SUPPLIED RECORDS:
»»

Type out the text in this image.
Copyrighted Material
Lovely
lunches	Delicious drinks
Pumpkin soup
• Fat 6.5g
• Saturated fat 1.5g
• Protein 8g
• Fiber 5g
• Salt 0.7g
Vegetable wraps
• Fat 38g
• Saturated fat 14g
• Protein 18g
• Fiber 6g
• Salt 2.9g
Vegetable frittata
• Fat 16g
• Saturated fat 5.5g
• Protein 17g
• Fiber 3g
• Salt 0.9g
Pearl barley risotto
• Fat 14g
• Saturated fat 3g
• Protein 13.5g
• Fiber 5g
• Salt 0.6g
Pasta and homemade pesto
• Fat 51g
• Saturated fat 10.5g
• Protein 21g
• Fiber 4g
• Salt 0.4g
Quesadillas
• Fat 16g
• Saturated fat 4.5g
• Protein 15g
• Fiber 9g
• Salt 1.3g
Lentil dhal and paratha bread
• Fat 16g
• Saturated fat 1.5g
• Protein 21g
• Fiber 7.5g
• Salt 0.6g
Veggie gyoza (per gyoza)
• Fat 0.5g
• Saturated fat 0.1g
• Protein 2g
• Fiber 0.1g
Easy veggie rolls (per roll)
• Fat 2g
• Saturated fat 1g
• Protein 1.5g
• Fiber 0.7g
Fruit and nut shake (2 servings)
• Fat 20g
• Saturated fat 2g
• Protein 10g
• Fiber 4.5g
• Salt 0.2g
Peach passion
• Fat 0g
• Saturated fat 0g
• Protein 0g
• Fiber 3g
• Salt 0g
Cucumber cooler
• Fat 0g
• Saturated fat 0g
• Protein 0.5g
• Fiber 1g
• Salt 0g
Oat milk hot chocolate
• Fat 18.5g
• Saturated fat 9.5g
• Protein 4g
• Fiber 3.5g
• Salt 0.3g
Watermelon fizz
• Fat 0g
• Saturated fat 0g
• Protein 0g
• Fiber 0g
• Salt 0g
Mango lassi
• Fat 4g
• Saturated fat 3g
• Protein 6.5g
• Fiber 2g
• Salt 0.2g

««

WHAT YOU SHOULD DO:
Please copy the data above in its entirety, exactly as written.

SOLUTION TO THIS EXERCISE:
Type out the text in this image.
Copyrighted Material
Lovely
lunches	Delicious drinks
Pumpkin soup
• Fat 6.5g
• Saturated fat 1.5g
• Protein 8g
• Fiber 5g
• Salt 0.7g
Vegetable wraps
• Fat 38g
• Saturated fat 14g
• Protein 18g
• Fiber 6g
• Salt 2.9g
Vegetable frittata
• Fat 16g
• Saturated fat 5.5g
• Protein 17g
• Fiber 3g
• Salt 0.9g
Pearl barley risotto
• Fat 14g
• Saturated fat 3g
• Protein 13.5g
• Fiber 5g
• Salt 0.6g
Pasta and homemade pesto
• Fat 51g
• Saturated fat 10.5g
• Protein 21g
• Fiber 4g
• Salt 0.4g
Quesadillas
• Fat 16g
• Saturated fat 4.5g
• Protein 15g
• Fiber 9g
• Salt 1.3g
Lentil dhal and paratha bread
• Fat 16g
• Saturated fat 1.5g
• Protein 21g
• Fiber 7.5g
• Salt 0.6g
Veggie gyoza (per gyoza)
• Fat 0.5g
• Saturated fat 0.1g
• Protein 2g
• Fiber 0.1g
Easy veggie rolls (per roll)
• Fat 2g
• Saturated fat 1g
• Protein 1.5g
• Fiber 0.7g
Fruit and nut shake (2 servings)
• Fat 20g
• Saturated fat 2g
• Protein 10g
• Fiber 4.5g
• Salt 0.2g
Peach passion
• Fat 0g
• Saturated fat 0g
• Protein 0g
• Fiber 3g
• Salt 0g
Cucumber cooler
• Fat 0g
• Saturated fat 0g
• Protein 0.5g
• Fiber 1g
• Salt 0g
Oat milk hot chocolate
• Fat 18.5g
• Saturated fat 9.5g
• Protein 4g
• Fiber 3.5g
• Salt 0.3g
Watermelon fizz
• Fat 0g
• Saturated fat 0g
• Protein 0g
• Fiber 0g
• Salt 0g
Mango lassi
• Fat 4g
• Saturated fat 3g
• Protein 6.5g
• Fiber 2g
• Salt 0.2g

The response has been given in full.